**Problem:** Copy out every line in the entries below that includes "Count".

-----

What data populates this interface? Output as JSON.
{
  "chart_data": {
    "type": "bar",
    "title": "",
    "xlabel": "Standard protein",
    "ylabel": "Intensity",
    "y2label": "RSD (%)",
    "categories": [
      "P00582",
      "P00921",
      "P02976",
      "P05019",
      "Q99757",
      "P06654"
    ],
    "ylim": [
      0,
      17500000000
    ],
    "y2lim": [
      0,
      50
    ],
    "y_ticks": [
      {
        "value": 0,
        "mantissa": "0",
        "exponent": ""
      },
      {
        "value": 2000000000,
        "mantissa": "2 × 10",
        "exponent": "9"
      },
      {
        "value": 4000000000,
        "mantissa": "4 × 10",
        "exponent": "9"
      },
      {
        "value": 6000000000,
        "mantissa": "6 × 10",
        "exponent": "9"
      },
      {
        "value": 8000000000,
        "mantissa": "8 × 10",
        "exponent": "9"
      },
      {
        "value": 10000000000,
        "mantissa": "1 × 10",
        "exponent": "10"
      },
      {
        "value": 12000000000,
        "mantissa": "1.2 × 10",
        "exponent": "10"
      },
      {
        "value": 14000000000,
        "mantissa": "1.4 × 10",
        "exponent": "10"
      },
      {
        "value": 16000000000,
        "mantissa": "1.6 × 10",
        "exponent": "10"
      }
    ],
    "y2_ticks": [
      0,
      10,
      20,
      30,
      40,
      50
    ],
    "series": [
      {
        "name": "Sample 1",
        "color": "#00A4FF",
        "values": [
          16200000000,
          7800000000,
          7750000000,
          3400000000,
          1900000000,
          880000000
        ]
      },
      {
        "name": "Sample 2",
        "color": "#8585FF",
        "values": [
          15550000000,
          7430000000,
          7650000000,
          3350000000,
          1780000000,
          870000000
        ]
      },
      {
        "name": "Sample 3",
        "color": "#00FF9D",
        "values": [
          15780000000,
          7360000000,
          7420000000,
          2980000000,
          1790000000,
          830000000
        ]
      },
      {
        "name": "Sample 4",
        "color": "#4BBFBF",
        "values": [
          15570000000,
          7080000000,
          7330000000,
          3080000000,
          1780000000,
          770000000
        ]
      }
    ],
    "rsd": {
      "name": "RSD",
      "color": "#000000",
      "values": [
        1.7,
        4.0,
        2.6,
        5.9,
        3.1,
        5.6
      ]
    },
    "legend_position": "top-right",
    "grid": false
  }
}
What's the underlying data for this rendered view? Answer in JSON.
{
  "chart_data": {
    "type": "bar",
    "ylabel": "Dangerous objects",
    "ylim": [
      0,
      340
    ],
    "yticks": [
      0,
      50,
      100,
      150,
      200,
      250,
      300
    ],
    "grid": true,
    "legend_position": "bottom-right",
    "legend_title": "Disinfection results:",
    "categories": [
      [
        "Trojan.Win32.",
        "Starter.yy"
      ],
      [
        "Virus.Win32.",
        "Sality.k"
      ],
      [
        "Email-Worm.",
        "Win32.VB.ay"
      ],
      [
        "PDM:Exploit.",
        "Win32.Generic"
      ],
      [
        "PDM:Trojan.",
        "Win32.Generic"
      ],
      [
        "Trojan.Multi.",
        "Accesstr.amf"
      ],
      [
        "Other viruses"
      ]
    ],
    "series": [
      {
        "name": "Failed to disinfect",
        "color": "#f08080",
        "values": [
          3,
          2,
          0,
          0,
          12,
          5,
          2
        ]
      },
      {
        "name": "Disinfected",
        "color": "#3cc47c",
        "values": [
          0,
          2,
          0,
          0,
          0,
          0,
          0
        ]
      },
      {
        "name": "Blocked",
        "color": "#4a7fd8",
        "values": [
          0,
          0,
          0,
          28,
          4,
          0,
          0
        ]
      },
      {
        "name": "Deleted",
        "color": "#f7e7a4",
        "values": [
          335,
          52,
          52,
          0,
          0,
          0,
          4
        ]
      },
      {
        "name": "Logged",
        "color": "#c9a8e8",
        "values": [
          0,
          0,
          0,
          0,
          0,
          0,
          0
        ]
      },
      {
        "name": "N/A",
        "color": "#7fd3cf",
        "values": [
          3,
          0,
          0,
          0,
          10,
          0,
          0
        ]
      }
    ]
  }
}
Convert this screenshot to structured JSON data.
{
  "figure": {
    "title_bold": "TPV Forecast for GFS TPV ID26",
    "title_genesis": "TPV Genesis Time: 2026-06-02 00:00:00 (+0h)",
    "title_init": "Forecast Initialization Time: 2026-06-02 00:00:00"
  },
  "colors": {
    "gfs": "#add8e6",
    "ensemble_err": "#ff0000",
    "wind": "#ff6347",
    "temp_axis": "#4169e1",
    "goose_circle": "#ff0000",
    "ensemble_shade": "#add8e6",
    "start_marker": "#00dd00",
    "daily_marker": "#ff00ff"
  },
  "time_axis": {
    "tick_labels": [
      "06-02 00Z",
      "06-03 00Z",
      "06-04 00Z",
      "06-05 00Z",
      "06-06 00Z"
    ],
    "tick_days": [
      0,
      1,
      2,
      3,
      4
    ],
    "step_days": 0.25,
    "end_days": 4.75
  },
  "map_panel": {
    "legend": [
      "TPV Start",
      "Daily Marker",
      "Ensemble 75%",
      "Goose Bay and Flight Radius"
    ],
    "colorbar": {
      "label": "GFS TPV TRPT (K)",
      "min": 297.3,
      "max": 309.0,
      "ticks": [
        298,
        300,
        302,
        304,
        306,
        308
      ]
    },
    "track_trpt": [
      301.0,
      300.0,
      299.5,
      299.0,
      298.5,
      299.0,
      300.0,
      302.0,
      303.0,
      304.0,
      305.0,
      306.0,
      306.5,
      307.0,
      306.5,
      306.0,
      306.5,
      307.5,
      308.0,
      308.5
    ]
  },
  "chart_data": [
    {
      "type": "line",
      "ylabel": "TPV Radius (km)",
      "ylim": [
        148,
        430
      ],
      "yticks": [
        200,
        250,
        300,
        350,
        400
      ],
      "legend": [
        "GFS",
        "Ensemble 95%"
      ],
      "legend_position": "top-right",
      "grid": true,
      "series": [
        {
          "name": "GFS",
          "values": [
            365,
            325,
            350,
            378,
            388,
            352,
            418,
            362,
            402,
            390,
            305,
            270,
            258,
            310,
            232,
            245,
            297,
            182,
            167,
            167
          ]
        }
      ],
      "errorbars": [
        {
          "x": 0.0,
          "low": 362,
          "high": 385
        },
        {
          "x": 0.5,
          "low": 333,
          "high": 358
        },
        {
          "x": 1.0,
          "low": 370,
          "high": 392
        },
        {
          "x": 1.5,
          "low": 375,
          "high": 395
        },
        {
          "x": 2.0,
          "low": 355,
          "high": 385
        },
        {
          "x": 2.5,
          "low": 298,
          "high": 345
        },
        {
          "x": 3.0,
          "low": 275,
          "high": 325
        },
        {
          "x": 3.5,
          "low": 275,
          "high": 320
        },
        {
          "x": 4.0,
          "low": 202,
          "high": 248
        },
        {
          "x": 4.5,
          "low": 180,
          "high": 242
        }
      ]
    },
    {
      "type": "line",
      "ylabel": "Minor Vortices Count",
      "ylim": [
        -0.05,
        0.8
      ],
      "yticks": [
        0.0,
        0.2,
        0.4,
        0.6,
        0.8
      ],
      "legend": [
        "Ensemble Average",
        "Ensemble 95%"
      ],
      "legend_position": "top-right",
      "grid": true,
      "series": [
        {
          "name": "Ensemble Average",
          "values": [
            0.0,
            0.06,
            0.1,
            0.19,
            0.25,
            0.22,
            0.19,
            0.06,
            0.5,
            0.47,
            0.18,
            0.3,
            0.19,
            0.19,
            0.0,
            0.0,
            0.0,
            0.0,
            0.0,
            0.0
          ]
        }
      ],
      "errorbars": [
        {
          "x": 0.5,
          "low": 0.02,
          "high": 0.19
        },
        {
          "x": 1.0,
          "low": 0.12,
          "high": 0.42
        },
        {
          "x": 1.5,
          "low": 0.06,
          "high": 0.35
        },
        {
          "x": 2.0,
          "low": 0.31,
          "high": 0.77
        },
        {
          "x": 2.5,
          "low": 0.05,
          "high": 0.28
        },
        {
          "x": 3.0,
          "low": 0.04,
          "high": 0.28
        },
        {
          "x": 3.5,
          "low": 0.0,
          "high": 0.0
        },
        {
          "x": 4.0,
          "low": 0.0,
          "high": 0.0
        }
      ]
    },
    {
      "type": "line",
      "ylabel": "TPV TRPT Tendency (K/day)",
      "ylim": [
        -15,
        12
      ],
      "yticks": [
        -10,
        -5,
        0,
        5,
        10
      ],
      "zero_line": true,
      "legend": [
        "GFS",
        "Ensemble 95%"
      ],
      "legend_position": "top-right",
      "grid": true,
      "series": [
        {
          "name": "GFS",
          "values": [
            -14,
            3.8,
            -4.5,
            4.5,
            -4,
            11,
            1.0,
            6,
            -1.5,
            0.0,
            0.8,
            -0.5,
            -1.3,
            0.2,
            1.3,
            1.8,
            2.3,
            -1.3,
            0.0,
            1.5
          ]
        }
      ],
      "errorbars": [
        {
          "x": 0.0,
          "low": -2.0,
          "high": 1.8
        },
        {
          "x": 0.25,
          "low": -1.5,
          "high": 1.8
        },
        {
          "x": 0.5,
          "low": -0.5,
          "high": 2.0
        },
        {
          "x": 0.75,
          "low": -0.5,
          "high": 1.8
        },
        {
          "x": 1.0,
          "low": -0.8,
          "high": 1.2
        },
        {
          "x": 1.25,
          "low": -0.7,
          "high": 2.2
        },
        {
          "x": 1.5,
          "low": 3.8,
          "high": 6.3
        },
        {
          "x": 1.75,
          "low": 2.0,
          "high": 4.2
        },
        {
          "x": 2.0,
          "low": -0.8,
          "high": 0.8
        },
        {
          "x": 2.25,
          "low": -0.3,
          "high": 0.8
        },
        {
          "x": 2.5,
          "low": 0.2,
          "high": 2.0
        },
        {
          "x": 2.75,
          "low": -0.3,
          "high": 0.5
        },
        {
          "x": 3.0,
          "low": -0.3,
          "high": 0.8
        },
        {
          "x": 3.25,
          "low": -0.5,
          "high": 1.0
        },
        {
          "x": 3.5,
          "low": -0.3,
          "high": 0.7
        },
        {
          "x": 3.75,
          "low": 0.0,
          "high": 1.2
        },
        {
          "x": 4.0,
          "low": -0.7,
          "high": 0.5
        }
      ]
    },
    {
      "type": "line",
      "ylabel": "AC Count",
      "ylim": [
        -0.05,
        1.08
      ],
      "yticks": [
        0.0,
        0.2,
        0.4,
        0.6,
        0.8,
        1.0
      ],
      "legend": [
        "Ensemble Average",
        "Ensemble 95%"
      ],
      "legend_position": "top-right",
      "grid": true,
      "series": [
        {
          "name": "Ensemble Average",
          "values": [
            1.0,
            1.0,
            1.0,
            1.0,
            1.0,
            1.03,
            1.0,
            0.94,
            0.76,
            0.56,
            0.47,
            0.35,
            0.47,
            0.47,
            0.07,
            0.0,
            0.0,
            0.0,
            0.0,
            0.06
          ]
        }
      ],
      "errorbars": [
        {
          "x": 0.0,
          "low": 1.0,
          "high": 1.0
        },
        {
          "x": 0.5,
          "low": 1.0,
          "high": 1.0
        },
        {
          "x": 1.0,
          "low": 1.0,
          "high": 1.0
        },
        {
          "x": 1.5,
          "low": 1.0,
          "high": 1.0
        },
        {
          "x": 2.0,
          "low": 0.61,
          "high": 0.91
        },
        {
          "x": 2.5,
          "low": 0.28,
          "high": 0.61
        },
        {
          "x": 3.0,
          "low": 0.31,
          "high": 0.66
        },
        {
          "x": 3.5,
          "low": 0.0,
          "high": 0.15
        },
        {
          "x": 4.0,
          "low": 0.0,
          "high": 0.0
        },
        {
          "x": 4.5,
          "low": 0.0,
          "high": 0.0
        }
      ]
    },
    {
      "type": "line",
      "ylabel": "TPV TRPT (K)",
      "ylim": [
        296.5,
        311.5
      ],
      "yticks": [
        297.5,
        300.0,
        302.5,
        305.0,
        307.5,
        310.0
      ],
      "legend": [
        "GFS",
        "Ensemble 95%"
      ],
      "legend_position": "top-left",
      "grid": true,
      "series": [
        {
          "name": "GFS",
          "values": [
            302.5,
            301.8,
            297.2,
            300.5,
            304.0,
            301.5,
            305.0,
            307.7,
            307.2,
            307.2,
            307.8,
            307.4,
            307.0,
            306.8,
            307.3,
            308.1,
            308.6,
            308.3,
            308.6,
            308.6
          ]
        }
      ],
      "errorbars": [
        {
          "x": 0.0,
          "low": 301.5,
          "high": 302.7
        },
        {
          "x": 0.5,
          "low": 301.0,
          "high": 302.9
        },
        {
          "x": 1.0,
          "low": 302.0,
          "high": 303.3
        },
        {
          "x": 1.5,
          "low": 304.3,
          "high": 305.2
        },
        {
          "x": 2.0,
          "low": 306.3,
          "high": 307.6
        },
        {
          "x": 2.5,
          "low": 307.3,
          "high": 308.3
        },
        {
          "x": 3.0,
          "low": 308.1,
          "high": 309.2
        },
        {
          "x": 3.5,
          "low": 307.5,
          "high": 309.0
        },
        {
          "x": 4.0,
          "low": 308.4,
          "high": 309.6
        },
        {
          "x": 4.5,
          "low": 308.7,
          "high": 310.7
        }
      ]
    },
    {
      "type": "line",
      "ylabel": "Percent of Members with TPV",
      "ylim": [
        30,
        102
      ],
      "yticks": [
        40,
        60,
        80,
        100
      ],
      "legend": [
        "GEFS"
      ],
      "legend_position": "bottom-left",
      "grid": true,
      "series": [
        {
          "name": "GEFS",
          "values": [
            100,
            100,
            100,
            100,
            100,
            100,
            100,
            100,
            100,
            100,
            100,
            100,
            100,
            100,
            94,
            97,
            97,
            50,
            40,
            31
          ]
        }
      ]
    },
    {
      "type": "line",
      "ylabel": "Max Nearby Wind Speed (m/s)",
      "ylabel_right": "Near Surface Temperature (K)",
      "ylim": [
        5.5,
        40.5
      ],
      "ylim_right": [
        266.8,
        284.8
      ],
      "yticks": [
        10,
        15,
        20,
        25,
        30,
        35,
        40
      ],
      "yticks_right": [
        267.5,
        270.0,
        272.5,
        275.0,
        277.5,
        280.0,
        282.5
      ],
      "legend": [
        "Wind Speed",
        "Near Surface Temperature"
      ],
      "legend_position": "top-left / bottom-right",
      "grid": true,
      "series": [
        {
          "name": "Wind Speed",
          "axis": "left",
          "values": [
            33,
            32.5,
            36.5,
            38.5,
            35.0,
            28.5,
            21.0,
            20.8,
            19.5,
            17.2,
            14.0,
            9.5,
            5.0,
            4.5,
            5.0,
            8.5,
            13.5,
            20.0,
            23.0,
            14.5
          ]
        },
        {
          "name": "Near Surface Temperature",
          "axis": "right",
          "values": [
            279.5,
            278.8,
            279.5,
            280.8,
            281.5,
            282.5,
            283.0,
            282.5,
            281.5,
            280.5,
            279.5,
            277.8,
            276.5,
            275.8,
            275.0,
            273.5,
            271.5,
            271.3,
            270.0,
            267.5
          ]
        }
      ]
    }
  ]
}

-----

**Task result:**
      "ylabel": "Minor Vortices Count",
      "ylabel": "AC Count",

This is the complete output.